-- START OF DATA SHOWN --

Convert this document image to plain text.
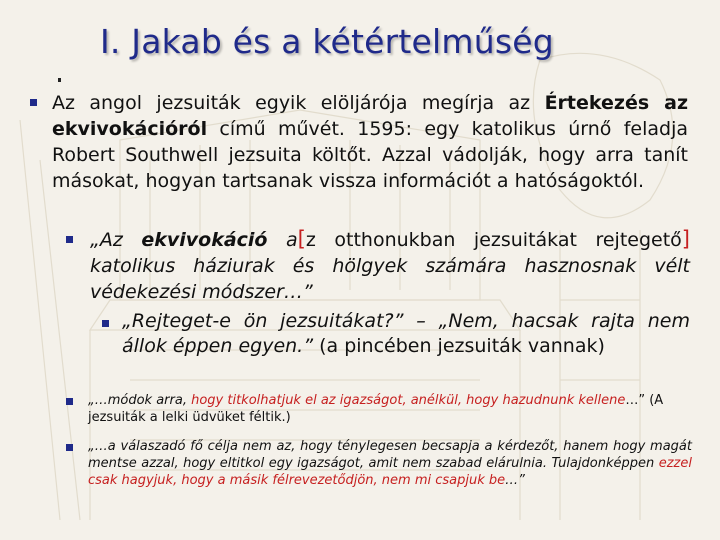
I. Jakab és a kétértelműség

Az angol jezsuiták egyik elöljárója megírja az Értekezés az ekvivokációról című művét. 1595: egy katolikus úrnő feladja Robert Southwell jezsuita költőt. Azzal vádolják, hogy arra tanít másokat, hogyan tartsanak vissza információt a hatóságoktól.

„Az ekvivokáció a[z otthonukban jezsuitákat rejtegető] katolikus háziurak és hölgyek számára hasznosnak vélt védekezési módszer…”

„Rejteget-e ön jezsuitákat?” – „Nem, hacsak rajta nem állok éppen egyen.” (a pincében jezsuiták vannak)

„…módok arra, hogy titkolhatjuk el az igazságot, anélkül, hogy hazudnunk kellene…” (A jezsuiták a lelki üdvüket féltik.)

„…a válaszadó fő célja nem az, hogy ténylegesen becsapja a kérdezőt, hanem hogy magát mentse azzal, hogy eltitkol egy igazságot, amit nem szabad elárulnia. Tulajdonképpen ezzel csak hagyjuk, hogy a másik félrevezetődjön, nem mi csapjuk be…”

-- END OF DATA SHOWN --

Output the entries above exactly. Drop the pictures.

_ANSWER TO THIS PROBLEM_:
Convert this document image to plain text.
I. Jakab és a kétértelműség

Az angol jezsuiták egyik elöljárója megírja az Értekezés az ekvivokációról című művét. 1595: egy katolikus úrnő feladja Robert Southwell jezsuita költőt. Azzal vádolják, hogy arra tanít másokat, hogyan tartsanak vissza információt a hatóságoktól.

„Az ekvivokáció a[z otthonukban jezsuitákat rejtegető] katolikus háziurak és hölgyek számára hasznosnak vélt védekezési módszer…”

„Rejteget-e ön jezsuitákat?” – „Nem, hacsak rajta nem állok éppen egyen.” (a pincében jezsuiták vannak)

„…módok arra, hogy titkolhatjuk el az igazságot, anélkül, hogy hazudnunk kellene…” (A jezsuiták a lelki üdvüket féltik.)

„…a válaszadó fő célja nem az, hogy ténylegesen becsapja a kérdezőt, hanem hogy magát mentse azzal, hogy eltitkol egy igazságot, amit nem szabad elárulnia. Tulajdonképpen ezzel csak hagyjuk, hogy a másik félrevezetődjön, nem mi csapjuk be…”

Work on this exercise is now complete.